*What is required*. Restate the listing below word for word, omitting any images.

*Dataset rows*.
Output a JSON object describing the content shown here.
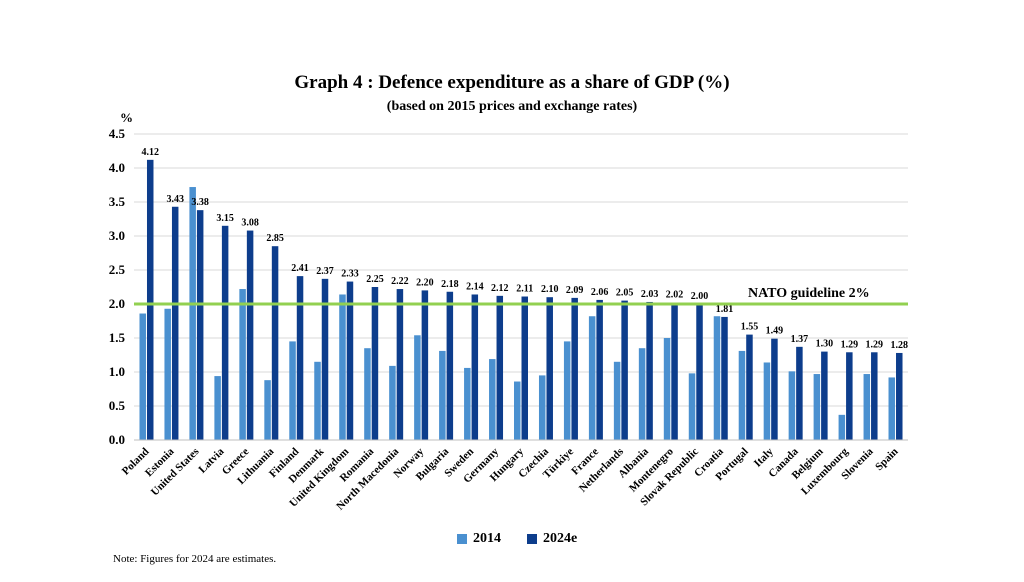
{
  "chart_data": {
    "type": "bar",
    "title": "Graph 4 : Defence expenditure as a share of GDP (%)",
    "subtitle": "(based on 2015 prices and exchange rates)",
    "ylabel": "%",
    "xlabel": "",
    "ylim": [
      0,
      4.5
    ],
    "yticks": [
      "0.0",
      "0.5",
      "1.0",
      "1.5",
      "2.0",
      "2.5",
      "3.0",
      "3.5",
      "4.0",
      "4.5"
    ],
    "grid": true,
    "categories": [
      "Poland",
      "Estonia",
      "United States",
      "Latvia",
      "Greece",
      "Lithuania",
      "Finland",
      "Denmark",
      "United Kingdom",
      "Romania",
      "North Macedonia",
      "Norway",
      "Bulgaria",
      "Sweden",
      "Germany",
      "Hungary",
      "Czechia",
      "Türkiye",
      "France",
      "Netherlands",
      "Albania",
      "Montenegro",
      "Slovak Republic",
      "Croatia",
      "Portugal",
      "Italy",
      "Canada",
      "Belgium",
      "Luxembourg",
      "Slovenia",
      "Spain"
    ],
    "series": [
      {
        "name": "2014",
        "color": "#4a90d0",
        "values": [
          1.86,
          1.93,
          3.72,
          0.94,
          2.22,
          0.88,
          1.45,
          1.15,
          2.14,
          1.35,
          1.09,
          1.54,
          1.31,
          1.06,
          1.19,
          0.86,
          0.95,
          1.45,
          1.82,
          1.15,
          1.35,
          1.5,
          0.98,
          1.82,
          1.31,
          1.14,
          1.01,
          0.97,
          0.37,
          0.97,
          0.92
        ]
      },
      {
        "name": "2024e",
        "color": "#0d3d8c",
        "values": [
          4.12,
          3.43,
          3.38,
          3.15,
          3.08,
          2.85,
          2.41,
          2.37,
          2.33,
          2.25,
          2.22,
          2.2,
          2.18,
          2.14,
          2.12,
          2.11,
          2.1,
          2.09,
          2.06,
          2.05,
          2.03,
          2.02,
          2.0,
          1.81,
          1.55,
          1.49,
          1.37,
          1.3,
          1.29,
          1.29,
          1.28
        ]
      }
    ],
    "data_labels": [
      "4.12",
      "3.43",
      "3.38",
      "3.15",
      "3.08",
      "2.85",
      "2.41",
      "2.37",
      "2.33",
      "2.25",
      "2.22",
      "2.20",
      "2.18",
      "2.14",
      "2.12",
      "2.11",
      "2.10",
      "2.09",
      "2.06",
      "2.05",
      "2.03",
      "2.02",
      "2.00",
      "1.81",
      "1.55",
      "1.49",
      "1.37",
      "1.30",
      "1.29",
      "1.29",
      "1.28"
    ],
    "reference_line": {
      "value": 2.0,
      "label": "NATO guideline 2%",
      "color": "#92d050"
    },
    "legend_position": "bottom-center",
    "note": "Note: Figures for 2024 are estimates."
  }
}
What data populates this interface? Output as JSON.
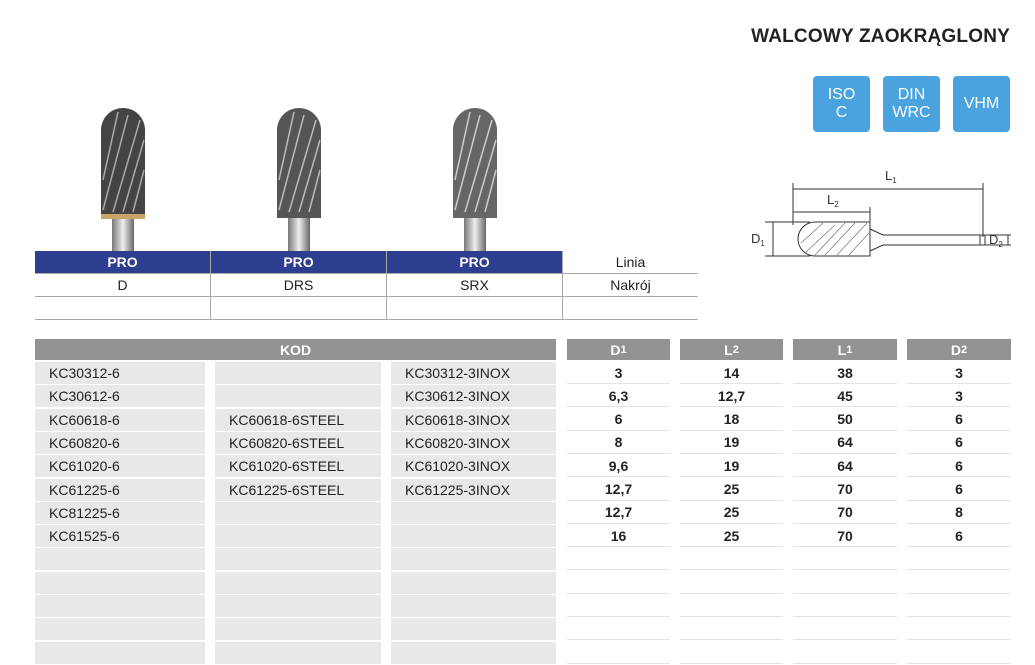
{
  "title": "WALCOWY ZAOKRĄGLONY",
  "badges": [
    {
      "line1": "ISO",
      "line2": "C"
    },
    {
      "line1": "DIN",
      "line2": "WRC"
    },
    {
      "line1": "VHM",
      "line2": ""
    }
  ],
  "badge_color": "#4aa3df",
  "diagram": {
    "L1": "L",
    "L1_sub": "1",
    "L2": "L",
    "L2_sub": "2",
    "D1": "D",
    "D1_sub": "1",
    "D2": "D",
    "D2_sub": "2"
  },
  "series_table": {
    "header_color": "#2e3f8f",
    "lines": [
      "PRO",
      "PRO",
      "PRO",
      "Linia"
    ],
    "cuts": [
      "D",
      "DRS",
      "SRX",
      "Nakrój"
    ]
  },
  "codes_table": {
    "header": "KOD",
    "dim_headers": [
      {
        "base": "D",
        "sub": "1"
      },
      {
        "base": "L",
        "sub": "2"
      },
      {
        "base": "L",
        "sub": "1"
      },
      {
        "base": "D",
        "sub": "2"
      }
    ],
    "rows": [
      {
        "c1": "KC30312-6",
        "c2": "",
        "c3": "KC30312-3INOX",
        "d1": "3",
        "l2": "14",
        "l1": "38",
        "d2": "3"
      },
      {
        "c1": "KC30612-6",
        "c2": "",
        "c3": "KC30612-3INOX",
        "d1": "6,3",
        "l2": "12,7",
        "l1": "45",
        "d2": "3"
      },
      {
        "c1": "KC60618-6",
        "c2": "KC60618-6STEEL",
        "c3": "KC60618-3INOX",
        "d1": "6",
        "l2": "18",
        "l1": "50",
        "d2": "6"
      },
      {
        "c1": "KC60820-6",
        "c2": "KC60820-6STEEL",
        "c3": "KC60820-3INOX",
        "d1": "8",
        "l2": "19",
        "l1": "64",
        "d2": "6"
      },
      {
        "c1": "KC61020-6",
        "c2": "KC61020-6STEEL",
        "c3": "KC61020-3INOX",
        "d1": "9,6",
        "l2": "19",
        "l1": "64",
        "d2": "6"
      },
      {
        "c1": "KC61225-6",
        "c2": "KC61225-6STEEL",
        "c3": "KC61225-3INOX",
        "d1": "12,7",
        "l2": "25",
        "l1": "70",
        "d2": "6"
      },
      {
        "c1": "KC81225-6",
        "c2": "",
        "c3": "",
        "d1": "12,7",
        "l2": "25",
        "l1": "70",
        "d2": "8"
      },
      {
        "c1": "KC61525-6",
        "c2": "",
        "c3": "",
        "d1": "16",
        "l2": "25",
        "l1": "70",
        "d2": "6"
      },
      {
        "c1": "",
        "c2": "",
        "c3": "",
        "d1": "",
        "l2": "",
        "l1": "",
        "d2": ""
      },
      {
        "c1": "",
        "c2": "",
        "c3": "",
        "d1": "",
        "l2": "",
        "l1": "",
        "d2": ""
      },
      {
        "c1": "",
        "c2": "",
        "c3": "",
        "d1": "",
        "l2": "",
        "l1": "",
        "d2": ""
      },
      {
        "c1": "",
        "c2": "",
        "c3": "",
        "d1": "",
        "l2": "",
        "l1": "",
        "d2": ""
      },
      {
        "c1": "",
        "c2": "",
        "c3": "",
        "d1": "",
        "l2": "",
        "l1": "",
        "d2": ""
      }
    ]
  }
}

*Complete answer*.
Output a JSON object describing the content shown here.
{
  "chart_data": {
    "type": "bar",
    "title": "Graph 4 : Defence expenditure as a share of GDP (%)",
    "subtitle": "(based on 2015 prices and exchange rates)",
    "ylabel": "%",
    "xlabel": "",
    "ylim": [
      0,
      4.5
    ],
    "yticks": [
      "0.0",
      "0.5",
      "1.0",
      "1.5",
      "2.0",
      "2.5",
      "3.0",
      "3.5",
      "4.0",
      "4.5"
    ],
    "grid": true,
    "categories": [
      "Poland",
      "Estonia",
      "United States",
      "Latvia",
      "Greece",
      "Lithuania",
      "Finland",
      "Denmark",
      "United Kingdom",
      "Romania",
      "North Macedonia",
      "Norway",
      "Bulgaria",
      "Sweden",
      "Germany",
      "Hungary",
      "Czechia",
      "Türkiye",
      "France",
      "Netherlands",
      "Albania",
      "Montenegro",
      "Slovak Republic",
      "Croatia",
      "Portugal",
      "Italy",
      "Canada",
      "Belgium",
      "Luxembourg",
      "Slovenia",
      "Spain"
    ],
    "series": [
      {
        "name": "2014",
        "color": "#4a90d0",
        "values": [
          1.86,
          1.93,
          3.72,
          0.94,
          2.22,
          0.88,
          1.45,
          1.15,
          2.14,
          1.35,
          1.09,
          1.54,
          1.31,
          1.06,
          1.19,
          0.86,
          0.95,
          1.45,
          1.82,
          1.15,
          1.35,
          1.5,
          0.98,
          1.82,
          1.31,
          1.14,
          1.01,
          0.97,
          0.37,
          0.97,
          0.92
        ]
      },
      {
        "name": "2024e",
        "color": "#0d3d8c",
        "values": [
          4.12,
          3.43,
          3.38,
          3.15,
          3.08,
          2.85,
          2.41,
          2.37,
          2.33,
          2.25,
          2.22,
          2.2,
          2.18,
          2.14,
          2.12,
          2.11,
          2.1,
          2.09,
          2.06,
          2.05,
          2.03,
          2.02,
          2.0,
          1.81,
          1.55,
          1.49,
          1.37,
          1.3,
          1.29,
          1.29,
          1.28
        ]
      }
    ],
    "data_labels": [
      "4.12",
      "3.43",
      "3.38",
      "3.15",
      "3.08",
      "2.85",
      "2.41",
      "2.37",
      "2.33",
      "2.25",
      "2.22",
      "2.20",
      "2.18",
      "2.14",
      "2.12",
      "2.11",
      "2.10",
      "2.09",
      "2.06",
      "2.05",
      "2.03",
      "2.02",
      "2.00",
      "1.81",
      "1.55",
      "1.49",
      "1.37",
      "1.30",
      "1.29",
      "1.29",
      "1.28"
    ],
    "reference_line": {
      "value": 2.0,
      "label": "NATO guideline 2%",
      "color": "#92d050"
    },
    "legend_position": "bottom-center",
    "note": "Note: Figures for 2024 are estimates."
  }
}
What data populates this interface? Output as JSON.
{
  "title": "WALCOWY ZAOKRĄGLONY",
  "badges": [
    {
      "line1": "ISO",
      "line2": "C"
    },
    {
      "line1": "DIN",
      "line2": "WRC"
    },
    {
      "line1": "VHM",
      "line2": ""
    }
  ],
  "badge_color": "#4aa3df",
  "diagram": {
    "L1": "L",
    "L1_sub": "1",
    "L2": "L",
    "L2_sub": "2",
    "D1": "D",
    "D1_sub": "1",
    "D2": "D",
    "D2_sub": "2"
  },
  "series_table": {
    "header_color": "#2e3f8f",
    "lines": [
      "PRO",
      "PRO",
      "PRO",
      "Linia"
    ],
    "cuts": [
      "D",
      "DRS",
      "SRX",
      "Nakrój"
    ]
  },
  "codes_table": {
    "header": "KOD",
    "dim_headers": [
      {
        "base": "D",
        "sub": "1"
      },
      {
        "base": "L",
        "sub": "2"
      },
      {
        "base": "L",
        "sub": "1"
      },
      {
        "base": "D",
        "sub": "2"
      }
    ],
    "rows": [
      {
        "c1": "KC30312-6",
        "c2": "",
        "c3": "KC30312-3INOX",
        "d1": "3",
        "l2": "14",
        "l1": "38",
        "d2": "3"
      },
      {
        "c1": "KC30612-6",
        "c2": "",
        "c3": "KC30612-3INOX",
        "d1": "6,3",
        "l2": "12,7",
        "l1": "45",
        "d2": "3"
      },
      {
        "c1": "KC60618-6",
        "c2": "KC60618-6STEEL",
        "c3": "KC60618-3INOX",
        "d1": "6",
        "l2": "18",
        "l1": "50",
        "d2": "6"
      },
      {
        "c1": "KC60820-6",
        "c2": "KC60820-6STEEL",
        "c3": "KC60820-3INOX",
        "d1": "8",
        "l2": "19",
        "l1": "64",
        "d2": "6"
      },
      {
        "c1": "KC61020-6",
        "c2": "KC61020-6STEEL",
        "c3": "KC61020-3INOX",
        "d1": "9,6",
        "l2": "19",
        "l1": "64",
        "d2": "6"
      },
      {
        "c1": "KC61225-6",
        "c2": "KC61225-6STEEL",
        "c3": "KC61225-3INOX",
        "d1": "12,7",
        "l2": "25",
        "l1": "70",
        "d2": "6"
      },
      {
        "c1": "KC81225-6",
        "c2": "",
        "c3": "",
        "d1": "12,7",
        "l2": "25",
        "l1": "70",
        "d2": "8"
      },
      {
        "c1": "KC61525-6",
        "c2": "",
        "c3": "",
        "d1": "16",
        "l2": "25",
        "l1": "70",
        "d2": "6"
      },
      {
        "c1": "",
        "c2": "",
        "c3": "",
        "d1": "",
        "l2": "",
        "l1": "",
        "d2": ""
      },
      {
        "c1": "",
        "c2": "",
        "c3": "",
        "d1": "",
        "l2": "",
        "l1": "",
        "d2": ""
      },
      {
        "c1": "",
        "c2": "",
        "c3": "",
        "d1": "",
        "l2": "",
        "l1": "",
        "d2": ""
      },
      {
        "c1": "",
        "c2": "",
        "c3": "",
        "d1": "",
        "l2": "",
        "l1": "",
        "d2": ""
      },
      {
        "c1": "",
        "c2": "",
        "c3": "",
        "d1": "",
        "l2": "",
        "l1": "",
        "d2": ""
      }
    ]
  }
}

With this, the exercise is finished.